Find each line with the word "services" in it, then give the total alone.

##### MATERIAL

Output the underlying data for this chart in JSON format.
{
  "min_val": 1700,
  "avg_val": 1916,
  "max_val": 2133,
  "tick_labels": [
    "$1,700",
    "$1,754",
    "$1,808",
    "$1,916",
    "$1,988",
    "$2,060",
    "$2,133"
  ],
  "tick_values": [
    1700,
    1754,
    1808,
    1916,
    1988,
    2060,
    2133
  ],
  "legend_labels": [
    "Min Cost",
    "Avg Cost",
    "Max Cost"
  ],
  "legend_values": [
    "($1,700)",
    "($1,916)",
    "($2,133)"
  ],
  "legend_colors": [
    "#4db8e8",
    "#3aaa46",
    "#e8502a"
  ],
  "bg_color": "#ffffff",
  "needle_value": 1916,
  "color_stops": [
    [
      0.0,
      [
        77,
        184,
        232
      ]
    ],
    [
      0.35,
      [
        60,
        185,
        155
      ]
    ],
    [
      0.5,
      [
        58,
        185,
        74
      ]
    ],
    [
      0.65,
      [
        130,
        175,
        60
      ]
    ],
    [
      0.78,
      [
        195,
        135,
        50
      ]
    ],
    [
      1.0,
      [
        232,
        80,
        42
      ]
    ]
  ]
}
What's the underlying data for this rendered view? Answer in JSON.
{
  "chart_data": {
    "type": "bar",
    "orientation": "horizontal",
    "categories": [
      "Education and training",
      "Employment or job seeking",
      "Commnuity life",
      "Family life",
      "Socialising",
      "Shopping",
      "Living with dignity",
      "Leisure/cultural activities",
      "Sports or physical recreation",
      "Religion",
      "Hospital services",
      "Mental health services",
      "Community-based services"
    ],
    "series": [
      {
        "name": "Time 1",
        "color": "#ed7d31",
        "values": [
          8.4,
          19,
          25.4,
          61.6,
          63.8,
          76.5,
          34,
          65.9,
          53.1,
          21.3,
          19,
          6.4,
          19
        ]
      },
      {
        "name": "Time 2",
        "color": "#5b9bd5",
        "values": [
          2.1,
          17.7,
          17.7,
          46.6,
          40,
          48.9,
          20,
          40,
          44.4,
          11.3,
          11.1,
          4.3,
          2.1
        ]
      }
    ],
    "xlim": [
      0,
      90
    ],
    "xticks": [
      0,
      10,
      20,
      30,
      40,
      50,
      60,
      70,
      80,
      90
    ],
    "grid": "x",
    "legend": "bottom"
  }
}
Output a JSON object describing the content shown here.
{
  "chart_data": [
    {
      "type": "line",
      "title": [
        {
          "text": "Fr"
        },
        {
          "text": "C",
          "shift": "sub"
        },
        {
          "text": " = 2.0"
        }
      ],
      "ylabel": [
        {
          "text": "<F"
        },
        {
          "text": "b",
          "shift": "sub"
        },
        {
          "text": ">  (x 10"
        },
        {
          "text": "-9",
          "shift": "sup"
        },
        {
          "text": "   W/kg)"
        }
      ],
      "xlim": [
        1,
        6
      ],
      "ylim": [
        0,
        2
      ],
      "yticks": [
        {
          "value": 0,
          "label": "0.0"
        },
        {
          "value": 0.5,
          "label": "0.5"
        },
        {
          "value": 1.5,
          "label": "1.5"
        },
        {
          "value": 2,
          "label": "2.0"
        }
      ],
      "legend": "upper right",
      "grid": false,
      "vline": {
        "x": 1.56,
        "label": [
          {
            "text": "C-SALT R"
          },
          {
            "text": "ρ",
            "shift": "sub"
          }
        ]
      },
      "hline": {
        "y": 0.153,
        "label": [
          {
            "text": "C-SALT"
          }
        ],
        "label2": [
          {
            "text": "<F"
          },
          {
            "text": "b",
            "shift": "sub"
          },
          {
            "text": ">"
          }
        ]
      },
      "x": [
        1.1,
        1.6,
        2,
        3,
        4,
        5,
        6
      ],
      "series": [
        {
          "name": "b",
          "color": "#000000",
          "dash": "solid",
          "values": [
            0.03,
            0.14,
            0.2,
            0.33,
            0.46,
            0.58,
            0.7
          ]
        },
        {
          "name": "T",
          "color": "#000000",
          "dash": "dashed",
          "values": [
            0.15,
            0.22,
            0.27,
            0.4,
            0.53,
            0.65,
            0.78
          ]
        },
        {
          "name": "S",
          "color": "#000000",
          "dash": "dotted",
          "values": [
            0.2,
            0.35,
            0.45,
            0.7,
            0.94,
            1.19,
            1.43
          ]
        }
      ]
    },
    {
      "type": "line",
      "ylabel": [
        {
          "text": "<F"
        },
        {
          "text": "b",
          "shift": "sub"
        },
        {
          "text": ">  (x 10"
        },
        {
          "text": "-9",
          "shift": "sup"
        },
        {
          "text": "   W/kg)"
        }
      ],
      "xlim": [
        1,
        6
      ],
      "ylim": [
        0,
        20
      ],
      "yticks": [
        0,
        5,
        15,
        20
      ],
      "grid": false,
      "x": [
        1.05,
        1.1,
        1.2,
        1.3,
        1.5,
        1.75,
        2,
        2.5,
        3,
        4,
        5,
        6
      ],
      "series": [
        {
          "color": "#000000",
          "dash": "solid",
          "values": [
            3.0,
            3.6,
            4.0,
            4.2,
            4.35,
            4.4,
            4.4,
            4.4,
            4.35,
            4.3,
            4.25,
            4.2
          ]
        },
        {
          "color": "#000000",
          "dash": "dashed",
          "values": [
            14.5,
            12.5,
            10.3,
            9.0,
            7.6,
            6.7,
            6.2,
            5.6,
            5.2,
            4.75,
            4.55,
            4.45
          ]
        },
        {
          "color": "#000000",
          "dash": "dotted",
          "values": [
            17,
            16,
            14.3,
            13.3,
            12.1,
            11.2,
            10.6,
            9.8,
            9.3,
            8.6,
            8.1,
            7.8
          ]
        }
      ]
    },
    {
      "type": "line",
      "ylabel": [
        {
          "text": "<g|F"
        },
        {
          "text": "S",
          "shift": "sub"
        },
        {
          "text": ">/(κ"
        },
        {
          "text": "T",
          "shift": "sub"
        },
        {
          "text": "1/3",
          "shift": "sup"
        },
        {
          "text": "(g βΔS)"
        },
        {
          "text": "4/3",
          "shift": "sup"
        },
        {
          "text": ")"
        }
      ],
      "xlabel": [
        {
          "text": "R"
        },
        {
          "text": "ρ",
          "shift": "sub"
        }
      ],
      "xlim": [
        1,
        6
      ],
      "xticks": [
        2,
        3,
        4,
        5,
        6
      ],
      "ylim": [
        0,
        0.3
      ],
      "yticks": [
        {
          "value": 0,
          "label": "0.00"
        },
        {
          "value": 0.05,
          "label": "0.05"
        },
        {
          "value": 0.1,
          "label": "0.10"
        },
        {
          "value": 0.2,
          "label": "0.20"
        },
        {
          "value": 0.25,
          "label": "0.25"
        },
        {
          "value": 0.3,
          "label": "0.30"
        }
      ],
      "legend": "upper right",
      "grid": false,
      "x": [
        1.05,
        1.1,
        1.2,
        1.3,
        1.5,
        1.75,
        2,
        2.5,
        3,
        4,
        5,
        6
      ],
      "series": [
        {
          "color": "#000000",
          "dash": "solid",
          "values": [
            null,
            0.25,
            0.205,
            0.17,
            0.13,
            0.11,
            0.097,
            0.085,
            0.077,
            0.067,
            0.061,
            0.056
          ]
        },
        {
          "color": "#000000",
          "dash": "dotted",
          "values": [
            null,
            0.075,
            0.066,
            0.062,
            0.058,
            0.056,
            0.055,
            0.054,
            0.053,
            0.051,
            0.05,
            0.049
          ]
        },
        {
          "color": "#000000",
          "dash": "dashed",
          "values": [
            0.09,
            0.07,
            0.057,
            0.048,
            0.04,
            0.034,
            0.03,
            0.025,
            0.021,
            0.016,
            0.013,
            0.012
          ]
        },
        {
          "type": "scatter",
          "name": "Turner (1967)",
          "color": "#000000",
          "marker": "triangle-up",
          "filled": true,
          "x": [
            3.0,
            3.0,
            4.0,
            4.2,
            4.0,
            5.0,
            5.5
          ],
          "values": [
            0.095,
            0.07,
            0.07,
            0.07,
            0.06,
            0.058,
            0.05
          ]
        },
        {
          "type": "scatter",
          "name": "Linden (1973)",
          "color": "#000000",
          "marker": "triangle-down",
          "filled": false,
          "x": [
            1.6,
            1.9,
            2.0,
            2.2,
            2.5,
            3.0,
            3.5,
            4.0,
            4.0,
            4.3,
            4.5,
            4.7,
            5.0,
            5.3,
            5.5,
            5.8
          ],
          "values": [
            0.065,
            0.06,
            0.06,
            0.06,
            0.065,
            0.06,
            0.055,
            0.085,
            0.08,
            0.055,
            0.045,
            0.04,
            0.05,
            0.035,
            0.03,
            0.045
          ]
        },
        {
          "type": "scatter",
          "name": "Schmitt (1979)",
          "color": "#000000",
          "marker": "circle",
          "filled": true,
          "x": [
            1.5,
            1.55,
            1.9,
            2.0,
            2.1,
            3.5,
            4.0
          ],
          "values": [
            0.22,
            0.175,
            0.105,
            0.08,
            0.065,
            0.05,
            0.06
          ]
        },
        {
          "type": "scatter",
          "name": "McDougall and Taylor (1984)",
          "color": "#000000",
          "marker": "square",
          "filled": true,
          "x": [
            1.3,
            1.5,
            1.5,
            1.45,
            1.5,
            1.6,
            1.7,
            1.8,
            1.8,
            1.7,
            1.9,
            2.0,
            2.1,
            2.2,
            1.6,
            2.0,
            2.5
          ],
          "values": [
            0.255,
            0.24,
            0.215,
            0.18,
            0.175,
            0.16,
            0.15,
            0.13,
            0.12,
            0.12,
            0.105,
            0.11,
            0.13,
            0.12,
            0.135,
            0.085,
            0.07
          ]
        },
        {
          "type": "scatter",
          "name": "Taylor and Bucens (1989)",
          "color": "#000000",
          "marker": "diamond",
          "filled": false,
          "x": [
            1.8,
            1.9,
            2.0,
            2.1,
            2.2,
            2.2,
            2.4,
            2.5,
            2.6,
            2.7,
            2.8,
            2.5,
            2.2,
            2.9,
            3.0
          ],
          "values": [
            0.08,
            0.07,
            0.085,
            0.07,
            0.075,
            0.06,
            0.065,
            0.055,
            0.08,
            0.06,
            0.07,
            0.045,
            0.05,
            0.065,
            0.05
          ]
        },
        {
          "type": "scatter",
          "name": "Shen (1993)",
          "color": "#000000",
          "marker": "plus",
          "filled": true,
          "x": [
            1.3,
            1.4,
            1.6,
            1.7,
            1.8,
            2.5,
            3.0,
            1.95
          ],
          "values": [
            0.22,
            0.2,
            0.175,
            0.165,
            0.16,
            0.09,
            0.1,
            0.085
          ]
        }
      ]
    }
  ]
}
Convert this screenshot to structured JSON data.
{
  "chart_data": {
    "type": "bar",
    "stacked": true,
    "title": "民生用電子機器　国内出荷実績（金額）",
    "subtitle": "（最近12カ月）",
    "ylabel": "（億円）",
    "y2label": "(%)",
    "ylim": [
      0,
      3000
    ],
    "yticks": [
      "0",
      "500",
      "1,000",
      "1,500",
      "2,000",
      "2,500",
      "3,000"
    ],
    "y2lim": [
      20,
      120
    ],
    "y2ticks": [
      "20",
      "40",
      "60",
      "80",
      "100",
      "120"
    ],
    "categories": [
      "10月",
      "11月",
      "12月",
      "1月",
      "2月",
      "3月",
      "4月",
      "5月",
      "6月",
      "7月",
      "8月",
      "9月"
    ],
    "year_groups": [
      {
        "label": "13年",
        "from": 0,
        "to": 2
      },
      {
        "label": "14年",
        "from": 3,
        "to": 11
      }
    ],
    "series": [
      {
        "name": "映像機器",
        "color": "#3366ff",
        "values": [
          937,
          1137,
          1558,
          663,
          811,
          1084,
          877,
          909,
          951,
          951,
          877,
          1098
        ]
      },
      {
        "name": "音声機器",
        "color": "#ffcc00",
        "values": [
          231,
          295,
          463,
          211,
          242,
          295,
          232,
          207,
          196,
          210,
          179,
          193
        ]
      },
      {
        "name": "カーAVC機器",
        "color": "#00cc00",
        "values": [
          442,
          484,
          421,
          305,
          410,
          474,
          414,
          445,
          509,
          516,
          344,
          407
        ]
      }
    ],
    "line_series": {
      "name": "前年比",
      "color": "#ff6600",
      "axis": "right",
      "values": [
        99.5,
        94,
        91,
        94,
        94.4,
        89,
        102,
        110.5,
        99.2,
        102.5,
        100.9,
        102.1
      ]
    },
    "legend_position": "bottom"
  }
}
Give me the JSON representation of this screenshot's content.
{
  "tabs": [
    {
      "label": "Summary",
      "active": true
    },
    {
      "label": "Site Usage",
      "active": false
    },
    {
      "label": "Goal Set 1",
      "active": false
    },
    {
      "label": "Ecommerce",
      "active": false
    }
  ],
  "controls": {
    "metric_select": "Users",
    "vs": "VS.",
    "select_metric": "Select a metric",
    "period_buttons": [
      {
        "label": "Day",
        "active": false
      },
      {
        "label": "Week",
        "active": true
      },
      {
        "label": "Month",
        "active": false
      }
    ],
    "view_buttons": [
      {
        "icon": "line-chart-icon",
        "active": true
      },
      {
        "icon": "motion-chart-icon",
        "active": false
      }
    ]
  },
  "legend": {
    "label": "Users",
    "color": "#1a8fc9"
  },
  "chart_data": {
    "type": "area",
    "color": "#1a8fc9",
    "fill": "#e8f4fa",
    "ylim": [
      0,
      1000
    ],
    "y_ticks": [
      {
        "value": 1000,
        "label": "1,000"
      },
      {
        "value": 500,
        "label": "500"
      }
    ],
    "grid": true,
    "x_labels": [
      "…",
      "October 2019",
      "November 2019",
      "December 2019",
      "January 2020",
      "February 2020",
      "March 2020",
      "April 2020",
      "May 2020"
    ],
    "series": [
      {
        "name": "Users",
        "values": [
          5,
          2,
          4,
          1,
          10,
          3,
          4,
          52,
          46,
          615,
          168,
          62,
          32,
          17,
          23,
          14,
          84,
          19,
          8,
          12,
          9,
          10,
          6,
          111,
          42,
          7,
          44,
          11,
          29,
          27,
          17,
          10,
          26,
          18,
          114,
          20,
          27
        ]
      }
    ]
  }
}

##########

REPLY TO THE TASK :: 3